# Task requirements
Track down every line below that holds "temperature" and copy it.

Figure content listings
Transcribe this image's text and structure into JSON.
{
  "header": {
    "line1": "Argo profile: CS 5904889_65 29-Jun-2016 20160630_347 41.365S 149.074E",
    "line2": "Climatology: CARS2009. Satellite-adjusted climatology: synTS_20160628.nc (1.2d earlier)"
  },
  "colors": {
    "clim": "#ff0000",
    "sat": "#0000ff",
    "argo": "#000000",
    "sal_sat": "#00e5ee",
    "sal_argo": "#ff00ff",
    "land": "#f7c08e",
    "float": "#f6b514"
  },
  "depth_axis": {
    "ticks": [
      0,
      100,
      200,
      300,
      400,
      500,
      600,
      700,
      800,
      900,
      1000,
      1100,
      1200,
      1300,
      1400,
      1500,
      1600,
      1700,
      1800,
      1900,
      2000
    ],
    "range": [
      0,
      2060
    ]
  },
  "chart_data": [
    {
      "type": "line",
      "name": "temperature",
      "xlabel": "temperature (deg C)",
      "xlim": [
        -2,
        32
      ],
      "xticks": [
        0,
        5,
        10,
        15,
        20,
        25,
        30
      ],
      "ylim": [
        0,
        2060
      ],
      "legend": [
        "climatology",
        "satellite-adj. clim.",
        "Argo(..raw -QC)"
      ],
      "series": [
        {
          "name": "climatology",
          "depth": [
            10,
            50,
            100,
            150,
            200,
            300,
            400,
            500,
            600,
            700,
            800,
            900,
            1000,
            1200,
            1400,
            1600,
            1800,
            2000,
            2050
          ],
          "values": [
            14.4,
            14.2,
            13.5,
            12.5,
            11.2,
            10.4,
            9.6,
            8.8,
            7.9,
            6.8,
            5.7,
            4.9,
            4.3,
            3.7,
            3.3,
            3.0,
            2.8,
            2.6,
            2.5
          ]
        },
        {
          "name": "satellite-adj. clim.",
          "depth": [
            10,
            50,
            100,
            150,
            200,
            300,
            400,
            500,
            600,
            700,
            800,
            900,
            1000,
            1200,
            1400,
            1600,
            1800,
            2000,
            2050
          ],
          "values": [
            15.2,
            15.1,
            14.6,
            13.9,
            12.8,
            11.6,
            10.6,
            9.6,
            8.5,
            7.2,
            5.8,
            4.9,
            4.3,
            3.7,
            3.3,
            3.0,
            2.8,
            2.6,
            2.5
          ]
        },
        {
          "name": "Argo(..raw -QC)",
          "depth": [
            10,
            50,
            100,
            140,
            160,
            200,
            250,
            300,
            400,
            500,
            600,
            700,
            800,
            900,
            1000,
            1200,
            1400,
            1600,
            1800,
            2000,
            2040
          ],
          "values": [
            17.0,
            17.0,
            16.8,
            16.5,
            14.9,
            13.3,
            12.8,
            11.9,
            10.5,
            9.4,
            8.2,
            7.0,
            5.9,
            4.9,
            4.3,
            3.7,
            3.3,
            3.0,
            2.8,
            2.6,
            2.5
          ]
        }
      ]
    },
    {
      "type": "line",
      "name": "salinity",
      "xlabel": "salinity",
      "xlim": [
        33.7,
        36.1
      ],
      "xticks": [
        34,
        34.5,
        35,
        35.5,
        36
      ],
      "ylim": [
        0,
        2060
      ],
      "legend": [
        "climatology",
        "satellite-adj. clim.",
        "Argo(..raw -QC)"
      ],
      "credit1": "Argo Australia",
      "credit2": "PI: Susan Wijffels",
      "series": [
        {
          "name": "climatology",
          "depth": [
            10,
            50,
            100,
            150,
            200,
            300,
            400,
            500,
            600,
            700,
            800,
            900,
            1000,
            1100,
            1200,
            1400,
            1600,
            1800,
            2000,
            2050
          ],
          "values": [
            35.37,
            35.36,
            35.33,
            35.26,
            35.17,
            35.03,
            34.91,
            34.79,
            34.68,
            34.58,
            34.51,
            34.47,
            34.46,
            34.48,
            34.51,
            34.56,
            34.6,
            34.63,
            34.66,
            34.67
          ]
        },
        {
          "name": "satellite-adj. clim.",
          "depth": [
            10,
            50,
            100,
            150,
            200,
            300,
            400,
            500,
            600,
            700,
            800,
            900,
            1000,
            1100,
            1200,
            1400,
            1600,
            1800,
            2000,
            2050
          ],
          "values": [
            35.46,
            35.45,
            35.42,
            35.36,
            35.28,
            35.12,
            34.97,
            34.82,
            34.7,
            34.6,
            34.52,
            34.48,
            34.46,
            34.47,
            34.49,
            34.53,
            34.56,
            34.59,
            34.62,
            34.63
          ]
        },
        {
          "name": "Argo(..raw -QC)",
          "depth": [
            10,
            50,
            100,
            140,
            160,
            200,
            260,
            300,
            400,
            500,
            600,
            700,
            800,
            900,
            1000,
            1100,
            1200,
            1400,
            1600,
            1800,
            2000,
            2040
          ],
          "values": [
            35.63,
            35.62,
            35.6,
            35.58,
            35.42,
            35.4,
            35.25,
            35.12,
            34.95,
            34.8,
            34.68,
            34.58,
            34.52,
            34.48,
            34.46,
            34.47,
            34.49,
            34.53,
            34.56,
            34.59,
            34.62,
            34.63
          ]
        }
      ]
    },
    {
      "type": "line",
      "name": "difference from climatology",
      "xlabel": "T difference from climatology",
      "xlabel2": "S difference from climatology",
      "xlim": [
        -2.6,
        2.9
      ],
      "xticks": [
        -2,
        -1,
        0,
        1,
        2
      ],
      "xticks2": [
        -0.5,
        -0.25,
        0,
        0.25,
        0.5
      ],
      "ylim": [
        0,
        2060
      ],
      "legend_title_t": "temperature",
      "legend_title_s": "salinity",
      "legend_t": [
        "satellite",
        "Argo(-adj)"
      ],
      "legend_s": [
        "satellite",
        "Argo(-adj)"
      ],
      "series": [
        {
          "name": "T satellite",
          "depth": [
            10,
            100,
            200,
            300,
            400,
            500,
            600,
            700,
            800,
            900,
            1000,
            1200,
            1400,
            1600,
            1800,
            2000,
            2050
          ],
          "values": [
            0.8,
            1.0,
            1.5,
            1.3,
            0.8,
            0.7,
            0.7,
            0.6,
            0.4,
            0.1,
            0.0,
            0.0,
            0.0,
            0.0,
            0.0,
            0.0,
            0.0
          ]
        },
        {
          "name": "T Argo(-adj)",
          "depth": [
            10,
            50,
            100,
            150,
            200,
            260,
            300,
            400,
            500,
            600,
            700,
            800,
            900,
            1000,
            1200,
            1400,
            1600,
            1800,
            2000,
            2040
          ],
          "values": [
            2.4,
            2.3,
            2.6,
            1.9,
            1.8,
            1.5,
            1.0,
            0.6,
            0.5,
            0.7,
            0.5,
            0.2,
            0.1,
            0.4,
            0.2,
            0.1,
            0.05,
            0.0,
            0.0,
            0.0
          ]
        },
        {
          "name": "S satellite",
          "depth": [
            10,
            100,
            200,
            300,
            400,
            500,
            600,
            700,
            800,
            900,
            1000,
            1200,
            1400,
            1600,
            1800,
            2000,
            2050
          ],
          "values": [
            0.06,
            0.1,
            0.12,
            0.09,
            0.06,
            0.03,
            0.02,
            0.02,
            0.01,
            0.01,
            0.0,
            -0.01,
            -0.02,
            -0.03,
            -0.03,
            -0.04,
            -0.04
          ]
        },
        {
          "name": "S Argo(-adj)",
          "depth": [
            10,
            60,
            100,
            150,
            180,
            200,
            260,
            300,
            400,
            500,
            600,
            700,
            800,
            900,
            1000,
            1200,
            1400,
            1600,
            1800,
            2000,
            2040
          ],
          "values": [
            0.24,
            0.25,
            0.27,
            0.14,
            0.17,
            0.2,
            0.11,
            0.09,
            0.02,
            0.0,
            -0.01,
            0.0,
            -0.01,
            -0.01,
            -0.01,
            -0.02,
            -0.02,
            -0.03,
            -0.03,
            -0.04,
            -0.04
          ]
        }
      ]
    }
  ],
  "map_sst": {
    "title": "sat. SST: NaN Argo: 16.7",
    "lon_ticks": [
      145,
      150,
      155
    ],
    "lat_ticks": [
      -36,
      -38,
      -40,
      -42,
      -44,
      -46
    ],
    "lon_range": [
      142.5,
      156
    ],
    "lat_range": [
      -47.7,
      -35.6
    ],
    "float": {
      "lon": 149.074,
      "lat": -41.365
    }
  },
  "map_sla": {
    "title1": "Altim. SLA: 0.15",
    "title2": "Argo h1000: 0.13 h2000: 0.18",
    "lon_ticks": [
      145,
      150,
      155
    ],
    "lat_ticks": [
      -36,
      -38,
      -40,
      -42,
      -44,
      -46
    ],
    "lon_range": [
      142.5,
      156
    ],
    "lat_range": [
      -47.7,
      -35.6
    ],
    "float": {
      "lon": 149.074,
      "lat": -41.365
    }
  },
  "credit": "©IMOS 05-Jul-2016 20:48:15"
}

# Solution to this problem
      "name": "temperature",
      "xlabel": "temperature (deg C)",
      "legend_title_t": "temperature",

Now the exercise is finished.